→ **Objective**:
Exactly as they appear, output all of the records. Skip any images.
# # #
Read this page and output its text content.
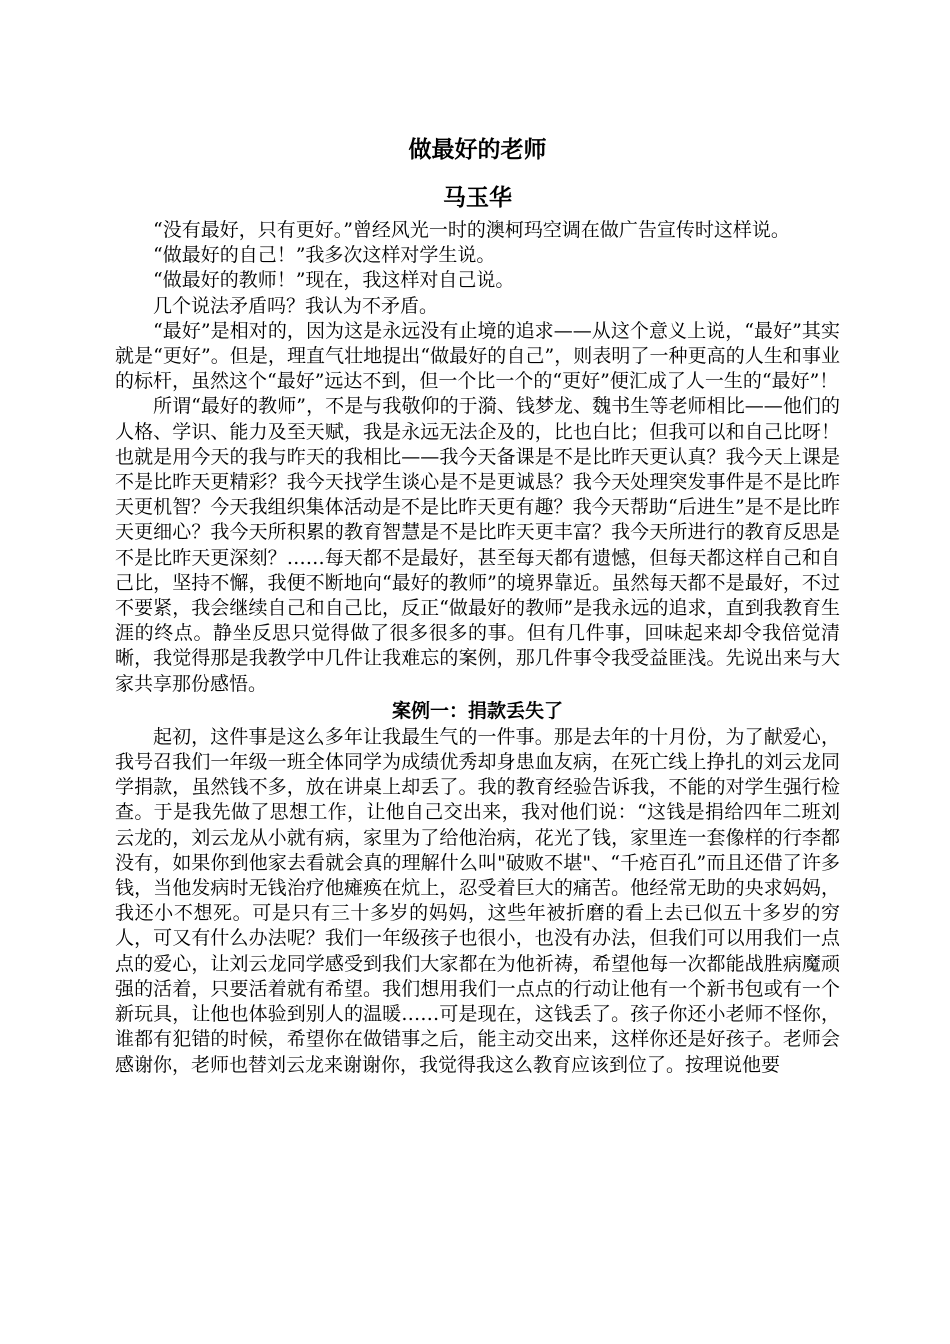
做最好的老师
马玉华

“没有最好，只有更好。”曾经风光一时的澳柯玛空调在做广告宣传时这样说。

“做最好的自己！”我多次这样对学生说。

“做最好的教师！”现在，我这样对自己说。

几个说法矛盾吗？我认为不矛盾。

“最好”是相对的，因为这是永远没有止境的追求——从这个意义上说，“最好”其实就是“更好”。但是，理直气壮地提出“做最好的自己”，则表明了一种更高的人生和事业的标杆，虽然这个“最好”远达不到，但一个比一个的“更好”便汇成了人一生的“最好”！

所谓“最好的教师”，不是与我敬仰的于漪、钱梦龙、魏书生等老师相比——他们的人格、学识、能力及至天赋，我是永远无法企及的，比也白比；但我可以和自己比呀！也就是用今天的我与昨天的我相比——我今天备课是不是比昨天更认真？我今天上课是不是比昨天更精彩？我今天找学生谈心是不是更诚恳？我今天处理突发事件是不是比昨天更机智？今天我组织集体活动是不是比昨天更有趣？我今天帮助“后进生”是不是比昨天更细心？我今天所积累的教育智慧是不是比昨天更丰富？我今天所进行的教育反思是不是比昨天更深刻？……每天都不是最好，甚至每天都有遗憾，但每天都这样自己和自己比，坚持不懈，我便不断地向“最好的教师”的境界靠近。虽然每天都不是最好，不过不要紧，我会继续自己和自己比，反正“做最好的教师”是我永远的追求，直到我教育生涯的终点。静坐反思只觉得做了很多很多的事。但有几件事，回味起来却令我倍觉清晰，我觉得那是我教学中几件让我难忘的案例，那几件事令我受益匪浅。先说出来与大家共享那份感悟。

案例一：捐款丢失了

起初，这件事是这么多年让我最生气的一件事。那是去年的十月份，为了献爱心，我号召我们一年级一班全体同学为成绩优秀却身患血友病，在死亡线上挣扎的刘云龙同学捐款，虽然钱不多，放在讲桌上却丢了。我的教育经验告诉我，不能的对学生强行检查。于是我先做了思想工作，让他自己交出来，我对他们说：“这钱是捐给四年二班刘云龙的，刘云龙从小就有病，家里为了给他治病，花光了钱，家里连一套像样的行李都没有，如果你到他家去看就会真的理解什么叫"破败不堪"、“千疮百孔”而且还借了许多钱，当他发病时无钱治疗他瘫痪在炕上，忍受着巨大的痛苦。他经常无助的央求妈妈，我还小不想死。可是只有三十多岁的妈妈，这些年被折磨的看上去已似五十多岁的穷人，可又有什么办法呢？我们一年级孩子也很小，也没有办法，但我们可以用我们一点点的爱心，让刘云龙同学感受到我们大家都在为他祈祷，希望他每一次都能战胜病魔顽强的活着，只要活着就有希望。我们想用我们一点点的行动让他有一个新书包或有一个新玩具，让他也体验到别人的温暖……可是现在，这钱丢了。孩子你还小老师不怪你，谁都有犯错的时候，希望你在做错事之后，能主动交出来，这样你还是好孩子。老师会感谢你，老师也替刘云龙来谢谢你，我觉得我这么教育应该到位了。按理说他要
# # #
→ **Reply**:
Read this page and output its text content.
做最好的老师
马玉华

“没有最好，只有更好。”曾经风光一时的澳柯玛空调在做广告宣传时这样说。

“做最好的自己！”我多次这样对学生说。

“做最好的教师！”现在，我这样对自己说。

几个说法矛盾吗？我认为不矛盾。

“最好”是相对的，因为这是永远没有止境的追求——从这个意义上说，“最好”其实就是“更好”。但是，理直气壮地提出“做最好的自己”，则表明了一种更高的人生和事业的标杆，虽然这个“最好”远达不到，但一个比一个的“更好”便汇成了人一生的“最好”！

所谓“最好的教师”，不是与我敬仰的于漪、钱梦龙、魏书生等老师相比——他们的人格、学识、能力及至天赋，我是永远无法企及的，比也白比；但我可以和自己比呀！也就是用今天的我与昨天的我相比——我今天备课是不是比昨天更认真？我今天上课是不是比昨天更精彩？我今天找学生谈心是不是更诚恳？我今天处理突发事件是不是比昨天更机智？今天我组织集体活动是不是比昨天更有趣？我今天帮助“后进生”是不是比昨天更细心？我今天所积累的教育智慧是不是比昨天更丰富？我今天所进行的教育反思是不是比昨天更深刻？……每天都不是最好，甚至每天都有遗憾，但每天都这样自己和自己比，坚持不懈，我便不断地向“最好的教师”的境界靠近。虽然每天都不是最好，不过不要紧，我会继续自己和自己比，反正“做最好的教师”是我永远的追求，直到我教育生涯的终点。静坐反思只觉得做了很多很多的事。但有几件事，回味起来却令我倍觉清晰，我觉得那是我教学中几件让我难忘的案例，那几件事令我受益匪浅。先说出来与大家共享那份感悟。

案例一：捐款丢失了

起初，这件事是这么多年让我最生气的一件事。那是去年的十月份，为了献爱心，我号召我们一年级一班全体同学为成绩优秀却身患血友病，在死亡线上挣扎的刘云龙同学捐款，虽然钱不多，放在讲桌上却丢了。我的教育经验告诉我，不能的对学生强行检查。于是我先做了思想工作，让他自己交出来，我对他们说：“这钱是捐给四年二班刘云龙的，刘云龙从小就有病，家里为了给他治病，花光了钱，家里连一套像样的行李都没有，如果你到他家去看就会真的理解什么叫"破败不堪"、“千疮百孔”而且还借了许多钱，当他发病时无钱治疗他瘫痪在炕上，忍受着巨大的痛苦。他经常无助的央求妈妈，我还小不想死。可是只有三十多岁的妈妈，这些年被折磨的看上去已似五十多岁的穷人，可又有什么办法呢？我们一年级孩子也很小，也没有办法，但我们可以用我们一点点的爱心，让刘云龙同学感受到我们大家都在为他祈祷，希望他每一次都能战胜病魔顽强的活着，只要活着就有希望。我们想用我们一点点的行动让他有一个新书包或有一个新玩具，让他也体验到别人的温暖……可是现在，这钱丢了。孩子你还小老师不怪你，谁都有犯错的时候，希望你在做错事之后，能主动交出来，这样你还是好孩子。老师会感谢你，老师也替刘云龙来谢谢你，我觉得我这么教育应该到位了。按理说他要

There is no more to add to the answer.